* _Supplied data_:

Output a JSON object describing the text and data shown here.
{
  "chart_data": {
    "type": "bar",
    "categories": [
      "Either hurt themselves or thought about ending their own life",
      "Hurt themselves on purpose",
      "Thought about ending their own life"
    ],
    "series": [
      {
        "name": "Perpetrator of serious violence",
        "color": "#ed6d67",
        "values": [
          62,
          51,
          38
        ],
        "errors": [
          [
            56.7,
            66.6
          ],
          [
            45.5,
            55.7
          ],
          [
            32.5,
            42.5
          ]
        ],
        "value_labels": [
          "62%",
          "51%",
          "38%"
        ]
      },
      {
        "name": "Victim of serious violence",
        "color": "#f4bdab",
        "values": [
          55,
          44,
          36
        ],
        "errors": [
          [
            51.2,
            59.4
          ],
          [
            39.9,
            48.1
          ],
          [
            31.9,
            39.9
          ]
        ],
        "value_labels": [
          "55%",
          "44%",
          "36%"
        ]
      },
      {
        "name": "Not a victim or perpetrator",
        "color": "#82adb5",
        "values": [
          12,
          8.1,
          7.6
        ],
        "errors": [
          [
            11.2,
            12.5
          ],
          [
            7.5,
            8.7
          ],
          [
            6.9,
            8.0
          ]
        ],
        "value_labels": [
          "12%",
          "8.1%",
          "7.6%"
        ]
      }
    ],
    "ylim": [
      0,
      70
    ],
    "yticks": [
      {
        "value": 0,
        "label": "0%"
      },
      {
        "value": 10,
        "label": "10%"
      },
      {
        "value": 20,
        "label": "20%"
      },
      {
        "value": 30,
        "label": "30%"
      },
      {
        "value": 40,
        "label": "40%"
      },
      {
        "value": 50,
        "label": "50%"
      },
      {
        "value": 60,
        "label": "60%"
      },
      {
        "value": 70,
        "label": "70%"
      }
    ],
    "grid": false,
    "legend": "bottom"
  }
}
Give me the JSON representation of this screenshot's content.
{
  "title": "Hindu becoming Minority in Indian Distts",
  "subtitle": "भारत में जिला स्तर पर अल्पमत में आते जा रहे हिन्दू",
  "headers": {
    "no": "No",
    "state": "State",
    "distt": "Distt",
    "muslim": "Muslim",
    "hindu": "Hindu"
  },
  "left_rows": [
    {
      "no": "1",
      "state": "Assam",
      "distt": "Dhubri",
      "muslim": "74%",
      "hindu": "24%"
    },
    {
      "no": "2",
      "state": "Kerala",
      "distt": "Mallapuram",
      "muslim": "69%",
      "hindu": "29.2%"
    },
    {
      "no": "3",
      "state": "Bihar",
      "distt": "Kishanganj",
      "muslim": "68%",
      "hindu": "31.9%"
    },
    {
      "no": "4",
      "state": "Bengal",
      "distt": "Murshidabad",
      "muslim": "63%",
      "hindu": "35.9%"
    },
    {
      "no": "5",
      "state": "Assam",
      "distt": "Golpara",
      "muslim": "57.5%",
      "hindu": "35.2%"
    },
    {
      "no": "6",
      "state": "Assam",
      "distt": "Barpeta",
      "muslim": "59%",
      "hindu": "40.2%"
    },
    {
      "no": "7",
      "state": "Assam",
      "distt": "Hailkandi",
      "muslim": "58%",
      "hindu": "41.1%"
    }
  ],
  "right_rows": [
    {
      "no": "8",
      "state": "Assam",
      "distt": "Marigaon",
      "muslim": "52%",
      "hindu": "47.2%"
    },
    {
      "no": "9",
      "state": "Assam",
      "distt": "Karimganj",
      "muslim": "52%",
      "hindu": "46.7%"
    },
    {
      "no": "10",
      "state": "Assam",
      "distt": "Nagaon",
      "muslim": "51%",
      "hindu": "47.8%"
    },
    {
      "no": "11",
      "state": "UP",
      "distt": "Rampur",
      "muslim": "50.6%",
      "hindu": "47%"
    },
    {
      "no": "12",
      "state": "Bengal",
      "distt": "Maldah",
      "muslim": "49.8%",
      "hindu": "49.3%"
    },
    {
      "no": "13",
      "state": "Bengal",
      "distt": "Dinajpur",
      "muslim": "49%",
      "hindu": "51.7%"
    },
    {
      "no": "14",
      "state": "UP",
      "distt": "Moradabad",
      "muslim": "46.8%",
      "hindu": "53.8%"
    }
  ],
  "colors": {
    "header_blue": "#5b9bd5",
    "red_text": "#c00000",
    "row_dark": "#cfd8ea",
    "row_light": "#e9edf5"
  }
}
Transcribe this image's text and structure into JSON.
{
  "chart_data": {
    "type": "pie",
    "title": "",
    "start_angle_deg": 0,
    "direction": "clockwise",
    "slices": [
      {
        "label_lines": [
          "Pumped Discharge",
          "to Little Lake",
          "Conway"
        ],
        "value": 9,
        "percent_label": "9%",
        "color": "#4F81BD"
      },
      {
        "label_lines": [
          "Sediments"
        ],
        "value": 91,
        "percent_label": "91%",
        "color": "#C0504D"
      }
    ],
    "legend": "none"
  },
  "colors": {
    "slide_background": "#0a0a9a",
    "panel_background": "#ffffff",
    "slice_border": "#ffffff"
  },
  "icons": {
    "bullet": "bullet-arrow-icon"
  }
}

* _Goal_:
Show every line from the entries above in which the word "name" appears.

* _Written response_:
        "name": "Perpetrator of serious violence",
        "name": "Victim of serious violence",
        "name": "Not a victim or perpetrator",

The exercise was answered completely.